◆ **Source document**:
A Respiratory Therapist Can Help Your Preemie Baby

Respiratory Therapist Preemie Baby

A respiratory therapist (RT) is a healthcare professional who specializes in caring for individuals with lung and heart diseases. They work as part of a team along with doctors, nurses, and other healthcare professionals to provide care. You can recognize an RT by their role or title on their identification badge or by the different color of “scrubs” they usually wear to differentiate themselves from other groups of healthcare professionals in a facility.

Respiratory therapists perform their duties (see Table below) on the order of a physician, physician assistant (PA), or advanced practice registered nurse (APRN). Respiratory therapists may practice in a variety of settings such as doctor’s offices, clinics, or sleep labs but the majority of RTs work in hospitals. According to the National Board for Respiratory Care, there are approximately 200,000 respiratory therapists currently practicing in the United States.

Table. Common Responsibilities of a Respiratory Therapist Working in a Hospital

  • Evaluate a patient’s respiratory capability by listening to the heart and lungs using a stethoscope and by reviewing laboratory test results
  • Evaluate the appropriateness of prescribed respiratory treatments
  • Suction a patient’s respiratory secretions
  • Administer respiratory treatments such as nebulized medicine
  • Check and properly maintain respiratory equipment
  • Manage ventilator (breathing machine) settings
  • Respond to cardiac arrest events
  • Respond to neonatal resuscitations in the delivery room
  • Educate patients and families

To become a respiratory therapist, a person may either earn an associate’s degree (2 years) or a bachelor’s degree (4 years) from an accredited college. The course work includes many science classes such as biology, physiology, and anatomy. Graduates may first become certified respiratory therapists (CRT) by taking a written exam and then a registered respiratory therapist (RRT) by taking an additional practical exam that requires them to demonstrate skills in a simulated patient.

Beyond attaining their CRT or RRT status, respiratory therapists may choose to specialize in caring for specific populations such as adult critical care patients, infants and children, or sleep disorder testing. These specialized credentials usually require the RT to work for a time before taking an additional exam in the specialty area. Respiratory therapists who specialize in working with infants and children are called neonatal/pediatric specialists (NPS).

◆ **Prompt 1**: Reproduce word for word the part of the article on respiratory therapists that opens with the words containing "To become a" and closes with "a simulated patient.".
◆ **Prompt 2**: Summarize the article on respiratory therapists in two sentences.
The listing here comes from a separate source.

(Saved data entries)

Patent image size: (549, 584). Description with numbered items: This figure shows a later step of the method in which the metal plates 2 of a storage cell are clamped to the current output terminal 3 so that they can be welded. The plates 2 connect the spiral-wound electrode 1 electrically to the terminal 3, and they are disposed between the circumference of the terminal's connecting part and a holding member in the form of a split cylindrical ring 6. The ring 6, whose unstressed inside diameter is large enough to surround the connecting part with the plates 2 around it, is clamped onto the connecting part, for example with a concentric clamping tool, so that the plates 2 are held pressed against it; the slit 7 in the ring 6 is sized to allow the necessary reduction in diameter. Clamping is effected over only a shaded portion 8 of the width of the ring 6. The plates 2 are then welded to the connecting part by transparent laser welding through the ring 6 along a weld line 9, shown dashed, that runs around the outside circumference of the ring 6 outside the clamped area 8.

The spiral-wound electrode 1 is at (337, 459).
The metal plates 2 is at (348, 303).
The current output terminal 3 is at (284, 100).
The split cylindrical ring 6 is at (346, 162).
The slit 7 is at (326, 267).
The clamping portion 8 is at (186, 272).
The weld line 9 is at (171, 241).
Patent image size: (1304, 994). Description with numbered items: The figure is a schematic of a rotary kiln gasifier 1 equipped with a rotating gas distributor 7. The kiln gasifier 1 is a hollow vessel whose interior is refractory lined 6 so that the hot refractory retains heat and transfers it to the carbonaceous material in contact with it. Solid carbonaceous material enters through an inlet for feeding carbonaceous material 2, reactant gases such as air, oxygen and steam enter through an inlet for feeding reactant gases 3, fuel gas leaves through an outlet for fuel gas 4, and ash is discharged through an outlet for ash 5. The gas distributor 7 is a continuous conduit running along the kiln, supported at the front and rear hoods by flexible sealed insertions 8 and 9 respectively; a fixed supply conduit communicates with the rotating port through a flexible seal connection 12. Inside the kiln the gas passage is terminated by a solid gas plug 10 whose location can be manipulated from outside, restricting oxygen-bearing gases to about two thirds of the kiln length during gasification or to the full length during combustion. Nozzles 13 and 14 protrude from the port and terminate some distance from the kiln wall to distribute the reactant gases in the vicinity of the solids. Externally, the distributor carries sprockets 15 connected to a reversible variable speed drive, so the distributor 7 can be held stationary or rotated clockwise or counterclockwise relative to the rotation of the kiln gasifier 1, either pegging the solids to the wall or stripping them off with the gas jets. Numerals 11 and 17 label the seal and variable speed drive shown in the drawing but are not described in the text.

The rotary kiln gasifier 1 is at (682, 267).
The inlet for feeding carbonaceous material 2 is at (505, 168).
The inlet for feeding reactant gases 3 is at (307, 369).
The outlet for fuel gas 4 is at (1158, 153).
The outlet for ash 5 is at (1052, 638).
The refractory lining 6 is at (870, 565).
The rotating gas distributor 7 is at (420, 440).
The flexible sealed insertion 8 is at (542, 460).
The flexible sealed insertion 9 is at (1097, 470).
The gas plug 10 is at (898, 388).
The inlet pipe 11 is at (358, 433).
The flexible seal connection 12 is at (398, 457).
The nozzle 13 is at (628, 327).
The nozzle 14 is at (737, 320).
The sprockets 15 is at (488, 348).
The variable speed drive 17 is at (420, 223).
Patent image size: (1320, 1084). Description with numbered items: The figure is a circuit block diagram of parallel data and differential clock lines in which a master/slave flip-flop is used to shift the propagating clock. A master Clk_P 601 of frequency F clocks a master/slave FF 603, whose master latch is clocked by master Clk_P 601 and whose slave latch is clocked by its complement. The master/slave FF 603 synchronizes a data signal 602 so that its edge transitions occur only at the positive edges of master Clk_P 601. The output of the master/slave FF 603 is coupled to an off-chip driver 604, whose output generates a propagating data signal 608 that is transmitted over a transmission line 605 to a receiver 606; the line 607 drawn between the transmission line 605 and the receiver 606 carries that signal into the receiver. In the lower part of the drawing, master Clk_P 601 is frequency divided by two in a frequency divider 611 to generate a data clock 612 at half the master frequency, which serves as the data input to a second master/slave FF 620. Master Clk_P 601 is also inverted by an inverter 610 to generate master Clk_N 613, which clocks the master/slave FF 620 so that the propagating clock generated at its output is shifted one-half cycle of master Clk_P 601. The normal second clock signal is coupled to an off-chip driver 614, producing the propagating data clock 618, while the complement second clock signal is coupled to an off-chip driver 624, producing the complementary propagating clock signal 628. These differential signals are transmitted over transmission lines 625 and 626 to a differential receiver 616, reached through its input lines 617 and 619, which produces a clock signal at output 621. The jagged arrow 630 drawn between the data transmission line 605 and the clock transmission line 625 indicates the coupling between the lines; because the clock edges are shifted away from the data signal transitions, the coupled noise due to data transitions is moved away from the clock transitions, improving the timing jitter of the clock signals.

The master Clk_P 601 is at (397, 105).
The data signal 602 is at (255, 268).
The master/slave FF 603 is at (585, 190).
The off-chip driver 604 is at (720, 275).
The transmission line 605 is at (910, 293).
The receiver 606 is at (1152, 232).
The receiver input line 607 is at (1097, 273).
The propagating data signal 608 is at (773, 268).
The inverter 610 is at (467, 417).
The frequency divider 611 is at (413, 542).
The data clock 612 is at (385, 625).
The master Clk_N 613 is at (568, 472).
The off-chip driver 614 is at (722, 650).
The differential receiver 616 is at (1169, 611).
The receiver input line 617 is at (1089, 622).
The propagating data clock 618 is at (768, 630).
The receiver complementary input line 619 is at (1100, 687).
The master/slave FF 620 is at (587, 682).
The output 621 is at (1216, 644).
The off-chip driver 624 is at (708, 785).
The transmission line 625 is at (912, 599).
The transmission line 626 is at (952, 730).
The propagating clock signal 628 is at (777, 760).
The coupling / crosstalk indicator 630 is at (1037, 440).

◆ **Solution 1**:
To become a respiratory therapist, a person may either earn an associate’s degree (2 years) or a bachelor’s degree (4 years) from an accredited college. The course work includes many science classes such as biology, physiology, and anatomy. Graduates may first become certified respiratory therapists (CRT) by taking a written exam and then a registered respiratory therapist (RRT) by taking an additional practical exam that requires them to demonstrate skills in a simulated patient.

◆ **Solution 2**: A respiratory therapist is a healthcare professional who specializes in caring for people with lung and heart diseases, works on a team with doctors and nurses, and performs duties on the order of a physician, PA, or APRN, most often in a hospital. RTs earn an associate's or bachelor's degree, can become certified and then registered through exams, and may specialize further, for example as neonatal/pediatric specialists who work with infants and children.